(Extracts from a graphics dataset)

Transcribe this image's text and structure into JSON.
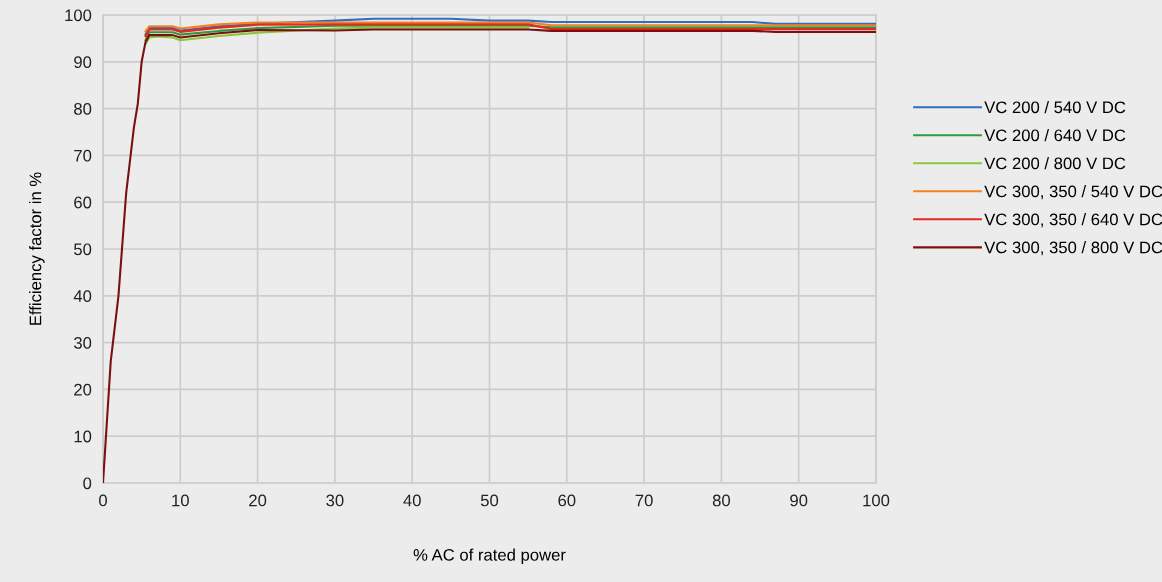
{
  "chart_data": {
    "type": "line",
    "xlabel": "% AC of rated power",
    "ylabel": "Efficiency factor in %",
    "x": [
      0,
      1,
      2,
      3,
      4,
      4.5,
      5,
      5.5,
      6,
      7,
      9,
      10,
      15,
      20,
      30,
      35,
      45,
      50,
      55,
      58,
      70,
      84,
      87,
      100
    ],
    "xlim": [
      0,
      100
    ],
    "xticks": [
      0,
      10,
      20,
      30,
      40,
      50,
      60,
      70,
      80,
      90,
      100
    ],
    "ylim": [
      0,
      100
    ],
    "yticks": [
      0,
      10,
      20,
      30,
      40,
      50,
      60,
      70,
      80,
      90,
      100
    ],
    "grid": true,
    "legend": "right",
    "marker": "none",
    "line_style": "solid",
    "series": [
      {
        "name": "VC 200 / 540 V DC",
        "color": "#2e6fc0",
        "values": [
          null,
          null,
          null,
          null,
          null,
          null,
          null,
          95.9,
          97.2,
          97.2,
          97.2,
          96.7,
          97.6,
          98.1,
          98.8,
          99.2,
          99.2,
          98.8,
          98.8,
          98.5,
          98.5,
          98.5,
          98.1,
          98.1
        ]
      },
      {
        "name": "VC 200 / 640 V DC",
        "color": "#2e9a3c",
        "values": [
          null,
          null,
          null,
          null,
          null,
          null,
          null,
          94.6,
          96.3,
          96.3,
          96.3,
          95.8,
          96.6,
          97.2,
          97.7,
          97.7,
          97.7,
          97.7,
          97.7,
          97.4,
          97.4,
          97.4,
          97.4,
          97.4
        ]
      },
      {
        "name": "VC 200 / 800 V DC",
        "color": "#8cc63f",
        "values": [
          null,
          null,
          null,
          null,
          null,
          null,
          null,
          93.8,
          95.2,
          95.4,
          95.2,
          94.6,
          95.5,
          96.2,
          97.1,
          97.3,
          97.3,
          97.3,
          97.3,
          null,
          null,
          null,
          null,
          null
        ]
      },
      {
        "name": "VC 300, 350 / 540 V DC",
        "color": "#f58220",
        "values": [
          null,
          null,
          null,
          null,
          null,
          null,
          null,
          96.5,
          97.6,
          97.6,
          97.6,
          97.1,
          98,
          98.4,
          98.4,
          98.4,
          98.4,
          98.4,
          98.4,
          97.8,
          97.8,
          97.8,
          97.8,
          97.8
        ]
      },
      {
        "name": "VC 300, 350 / 640 V DC",
        "color": "#e8281e",
        "values": [
          null,
          null,
          null,
          null,
          null,
          null,
          null,
          95.5,
          96.9,
          96.9,
          96.9,
          96.4,
          97.3,
          97.9,
          98,
          98,
          98,
          98,
          98,
          97,
          97,
          97,
          97,
          97
        ]
      },
      {
        "name": "VC 300, 350 / 800 V DC",
        "color": "#7a1010",
        "values": [
          0,
          26,
          40,
          62,
          76,
          81,
          90,
          94.2,
          95.7,
          95.7,
          95.7,
          95.2,
          96.1,
          96.8,
          96.7,
          96.9,
          96.9,
          96.9,
          96.9,
          96.6,
          96.6,
          96.6,
          96.4,
          96.4
        ]
      }
    ]
  }
}
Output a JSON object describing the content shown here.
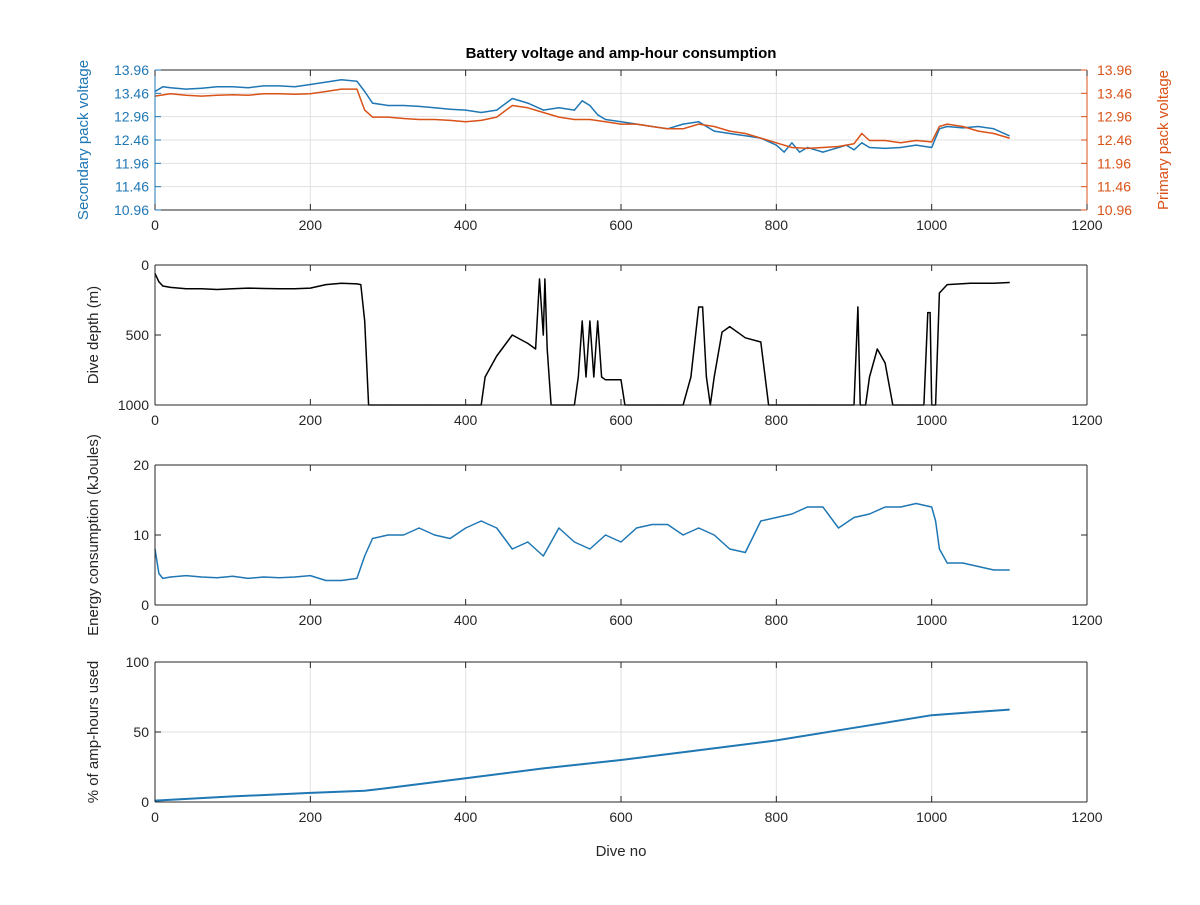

## CHALLENGE:
Every line above should be returned exactly; the pictures stay out.

## TASK RESULT:
Transcribe this image's text and structure into JSON.
{
  "chart_data": {
    "type": "line",
    "xlabel": "% AC of rated power",
    "ylabel": "Efficiency factor in %",
    "x": [
      0,
      1,
      2,
      3,
      4,
      4.5,
      5,
      5.5,
      6,
      7,
      9,
      10,
      15,
      20,
      30,
      35,
      45,
      50,
      55,
      58,
      70,
      84,
      87,
      100
    ],
    "xlim": [
      0,
      100
    ],
    "xticks": [
      0,
      10,
      20,
      30,
      40,
      50,
      60,
      70,
      80,
      90,
      100
    ],
    "ylim": [
      0,
      100
    ],
    "yticks": [
      0,
      10,
      20,
      30,
      40,
      50,
      60,
      70,
      80,
      90,
      100
    ],
    "grid": true,
    "legend": "right",
    "marker": "none",
    "line_style": "solid",
    "series": [
      {
        "name": "VC 200 / 540 V DC",
        "color": "#2e6fc0",
        "values": [
          null,
          null,
          null,
          null,
          null,
          null,
          null,
          95.9,
          97.2,
          97.2,
          97.2,
          96.7,
          97.6,
          98.1,
          98.8,
          99.2,
          99.2,
          98.8,
          98.8,
          98.5,
          98.5,
          98.5,
          98.1,
          98.1
        ]
      },
      {
        "name": "VC 200 / 640 V DC",
        "color": "#2e9a3c",
        "values": [
          null,
          null,
          null,
          null,
          null,
          null,
          null,
          94.6,
          96.3,
          96.3,
          96.3,
          95.8,
          96.6,
          97.2,
          97.7,
          97.7,
          97.7,
          97.7,
          97.7,
          97.4,
          97.4,
          97.4,
          97.4,
          97.4
        ]
      },
      {
        "name": "VC 200 / 800 V DC",
        "color": "#8cc63f",
        "values": [
          null,
          null,
          null,
          null,
          null,
          null,
          null,
          93.8,
          95.2,
          95.4,
          95.2,
          94.6,
          95.5,
          96.2,
          97.1,
          97.3,
          97.3,
          97.3,
          97.3,
          null,
          null,
          null,
          null,
          null
        ]
      },
      {
        "name": "VC 300, 350 / 540 V DC",
        "color": "#f58220",
        "values": [
          null,
          null,
          null,
          null,
          null,
          null,
          null,
          96.5,
          97.6,
          97.6,
          97.6,
          97.1,
          98,
          98.4,
          98.4,
          98.4,
          98.4,
          98.4,
          98.4,
          97.8,
          97.8,
          97.8,
          97.8,
          97.8
        ]
      },
      {
        "name": "VC 300, 350 / 640 V DC",
        "color": "#e8281e",
        "values": [
          null,
          null,
          null,
          null,
          null,
          null,
          null,
          95.5,
          96.9,
          96.9,
          96.9,
          96.4,
          97.3,
          97.9,
          98,
          98,
          98,
          98,
          98,
          97,
          97,
          97,
          97,
          97
        ]
      },
      {
        "name": "VC 300, 350 / 800 V DC",
        "color": "#7a1010",
        "values": [
          0,
          26,
          40,
          62,
          76,
          81,
          90,
          94.2,
          95.7,
          95.7,
          95.7,
          95.2,
          96.1,
          96.8,
          96.7,
          96.9,
          96.9,
          96.9,
          96.9,
          96.6,
          96.6,
          96.6,
          96.4,
          96.4
        ]
      }
    ]
  }
}
Output a JSON object describing the content shown here.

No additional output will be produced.